Aim
Please convert every line of the data below into a numbered list, leaving out any blank lines.

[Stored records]
___

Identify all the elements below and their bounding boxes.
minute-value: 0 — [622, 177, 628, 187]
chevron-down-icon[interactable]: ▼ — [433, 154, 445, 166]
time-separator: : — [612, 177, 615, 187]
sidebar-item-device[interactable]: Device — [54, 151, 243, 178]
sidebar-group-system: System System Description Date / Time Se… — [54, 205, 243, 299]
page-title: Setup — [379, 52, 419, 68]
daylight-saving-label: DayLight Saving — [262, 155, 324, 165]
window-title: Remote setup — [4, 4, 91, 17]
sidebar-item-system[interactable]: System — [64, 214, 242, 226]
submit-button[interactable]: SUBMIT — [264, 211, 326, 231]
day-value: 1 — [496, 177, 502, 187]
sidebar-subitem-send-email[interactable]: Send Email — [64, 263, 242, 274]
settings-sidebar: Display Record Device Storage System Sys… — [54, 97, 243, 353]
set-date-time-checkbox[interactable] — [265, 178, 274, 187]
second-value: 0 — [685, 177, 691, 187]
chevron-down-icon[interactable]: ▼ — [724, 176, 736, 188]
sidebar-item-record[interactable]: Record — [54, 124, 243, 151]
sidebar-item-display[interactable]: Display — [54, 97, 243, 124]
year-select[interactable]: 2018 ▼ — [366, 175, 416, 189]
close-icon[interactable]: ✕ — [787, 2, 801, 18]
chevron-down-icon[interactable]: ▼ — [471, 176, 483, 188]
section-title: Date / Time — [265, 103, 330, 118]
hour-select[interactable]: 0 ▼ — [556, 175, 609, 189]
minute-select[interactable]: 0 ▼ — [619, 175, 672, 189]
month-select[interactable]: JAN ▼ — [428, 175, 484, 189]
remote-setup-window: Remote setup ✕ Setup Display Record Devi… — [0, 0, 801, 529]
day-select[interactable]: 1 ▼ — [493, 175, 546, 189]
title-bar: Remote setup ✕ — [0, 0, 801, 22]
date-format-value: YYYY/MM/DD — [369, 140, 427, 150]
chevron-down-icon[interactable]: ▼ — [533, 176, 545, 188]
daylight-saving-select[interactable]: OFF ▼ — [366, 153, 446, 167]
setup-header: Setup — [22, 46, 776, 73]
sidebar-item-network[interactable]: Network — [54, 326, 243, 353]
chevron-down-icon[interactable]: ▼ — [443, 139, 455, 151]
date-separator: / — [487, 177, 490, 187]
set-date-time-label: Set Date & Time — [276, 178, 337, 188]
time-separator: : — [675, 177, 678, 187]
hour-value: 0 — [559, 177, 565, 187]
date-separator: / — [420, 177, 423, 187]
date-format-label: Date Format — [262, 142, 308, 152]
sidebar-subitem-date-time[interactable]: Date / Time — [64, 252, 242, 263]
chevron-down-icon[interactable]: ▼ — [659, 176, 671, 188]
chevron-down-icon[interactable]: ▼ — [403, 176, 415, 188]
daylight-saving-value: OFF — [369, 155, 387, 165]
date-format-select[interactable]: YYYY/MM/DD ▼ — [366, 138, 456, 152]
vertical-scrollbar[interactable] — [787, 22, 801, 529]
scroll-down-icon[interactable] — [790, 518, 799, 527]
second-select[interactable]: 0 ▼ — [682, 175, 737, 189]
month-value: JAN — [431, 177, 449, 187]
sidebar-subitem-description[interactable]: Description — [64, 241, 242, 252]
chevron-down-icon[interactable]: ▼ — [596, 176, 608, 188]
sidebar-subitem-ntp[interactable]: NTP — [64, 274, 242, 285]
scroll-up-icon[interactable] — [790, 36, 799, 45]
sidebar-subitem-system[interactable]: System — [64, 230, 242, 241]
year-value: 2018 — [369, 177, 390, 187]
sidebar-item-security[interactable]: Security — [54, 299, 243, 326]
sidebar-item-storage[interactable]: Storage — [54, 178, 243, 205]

___

Output for this exercise
1. Identify all the elements below and their bounding boxes.
2. minute-value: 0 — [622, 177, 628, 187]
3. chevron-down-icon[interactable]: ▼ — [433, 154, 445, 166]
4. time-separator: : — [612, 177, 615, 187]
5. sidebar-item-device[interactable]: Device — [54, 151, 243, 178]
6. sidebar-group-system: System System Description Date / Time Se… — [54, 205, 243, 299]
7. page-title: Setup — [379, 52, 419, 68]
8. daylight-saving-label: DayLight Saving — [262, 155, 324, 165]
9. window-title: Remote setup — [4, 4, 91, 17]
10. sidebar-item-system[interactable]: System — [64, 214, 242, 226]
11. submit-button[interactable]: SUBMIT — [264, 211, 326, 231]
12. day-value: 1 — [496, 177, 502, 187]
13. sidebar-subitem-send-email[interactable]: Send Email — [64, 263, 242, 274]
14. settings-sidebar: Display Record Device Storage System Sys… — [54, 97, 243, 353]
15. set-date-time-checkbox[interactable] — [265, 178, 274, 187]
16. second-value: 0 — [685, 177, 691, 187]
17. chevron-down-icon[interactable]: ▼ — [724, 176, 736, 188]
18. sidebar-item-record[interactable]: Record — [54, 124, 243, 151]
19. sidebar-item-display[interactable]: Display — [54, 97, 243, 124]
20. year-select[interactable]: 2018 ▼ — [366, 175, 416, 189]
21. close-icon[interactable]: ✕ — [787, 2, 801, 18]
22. chevron-down-icon[interactable]: ▼ — [471, 176, 483, 188]
23. section-title: Date / Time — [265, 103, 330, 118]
24. hour-select[interactable]: 0 ▼ — [556, 175, 609, 189]
25. minute-select[interactable]: 0 ▼ — [619, 175, 672, 189]
26. month-select[interactable]: JAN ▼ — [428, 175, 484, 189]
27. remote-setup-window: Remote setup ✕ Setup Display Record Devi… — [0, 0, 801, 529]
28. day-select[interactable]: 1 ▼ — [493, 175, 546, 189]
29. title-bar: Remote setup ✕ — [0, 0, 801, 22]
30. date-format-value: YYYY/MM/DD — [369, 140, 427, 150]
31. chevron-down-icon[interactable]: ▼ — [533, 176, 545, 188]
32. daylight-saving-select[interactable]: OFF ▼ — [366, 153, 446, 167]
33. setup-header: Setup — [22, 46, 776, 73]
34. sidebar-item-network[interactable]: Network — [54, 326, 243, 353]
35. chevron-down-icon[interactable]: ▼ — [443, 139, 455, 151]
36. date-separator: / — [487, 177, 490, 187]
37. set-date-time-label: Set Date & Time — [276, 178, 337, 188]
38. time-separator: : — [675, 177, 678, 187]
39. hour-value: 0 — [559, 177, 565, 187]
40. date-separator: / — [420, 177, 423, 187]
41. date-format-label: Date Format — [262, 142, 308, 152]
42. sidebar-subitem-date-time[interactable]: Date / Time — [64, 252, 242, 263]
43. chevron-down-icon[interactable]: ▼ — [659, 176, 671, 188]
44. chevron-down-icon[interactable]: ▼ — [403, 176, 415, 188]
45. daylight-saving-value: OFF — [369, 155, 387, 165]
46. date-format-select[interactable]: YYYY/MM/DD ▼ — [366, 138, 456, 152]
47. vertical-scrollbar[interactable] — [787, 22, 801, 529]
48. scroll-down-icon[interactable] — [790, 518, 799, 527]
49. second-select[interactable]: 0 ▼ — [682, 175, 737, 189]
50. month-value: JAN — [431, 177, 449, 187]
51. sidebar-subitem-description[interactable]: Description — [64, 241, 242, 252]
52. chevron-down-icon[interactable]: ▼ — [596, 176, 608, 188]
53. sidebar-subitem-ntp[interactable]: NTP — [64, 274, 242, 285]
54. scroll-up-icon[interactable] — [790, 36, 799, 45]
55. sidebar-subitem-system[interactable]: System — [64, 230, 242, 241]
56. year-value: 2018 — [369, 177, 390, 187]
57. sidebar-item-security[interactable]: Security — [54, 299, 243, 326]
58. sidebar-item-storage[interactable]: Storage — [54, 178, 243, 205]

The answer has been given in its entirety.